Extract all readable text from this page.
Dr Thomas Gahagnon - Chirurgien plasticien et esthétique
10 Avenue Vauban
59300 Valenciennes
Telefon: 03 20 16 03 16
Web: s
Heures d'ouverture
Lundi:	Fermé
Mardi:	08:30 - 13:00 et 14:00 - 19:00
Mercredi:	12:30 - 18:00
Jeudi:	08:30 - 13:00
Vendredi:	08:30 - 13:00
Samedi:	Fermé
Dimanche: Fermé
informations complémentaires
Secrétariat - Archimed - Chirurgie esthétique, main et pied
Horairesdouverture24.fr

# # # # # # #

▸ WHAT YOU HAVE TO DO:
From the records above, extract everything verbatim.

▸ TASK RESPONSE:
Extract all readable text from this page.
Dr Thomas Gahagnon - Chirurgien plasticien et esthétique
10 Avenue Vauban
59300 Valenciennes
Telefon: 03 20 16 03 16
Web: s
Heures d'ouverture
Lundi:	Fermé
Mardi:	08:30 - 13:00 et 14:00 - 19:00
Mercredi:	12:30 - 18:00
Jeudi:	08:30 - 13:00
Vendredi:	08:30 - 13:00
Samedi:	Fermé
Dimanche: Fermé
informations complémentaires
Secrétariat - Archimed - Chirurgie esthétique, main et pied
Horairesdouverture24.fr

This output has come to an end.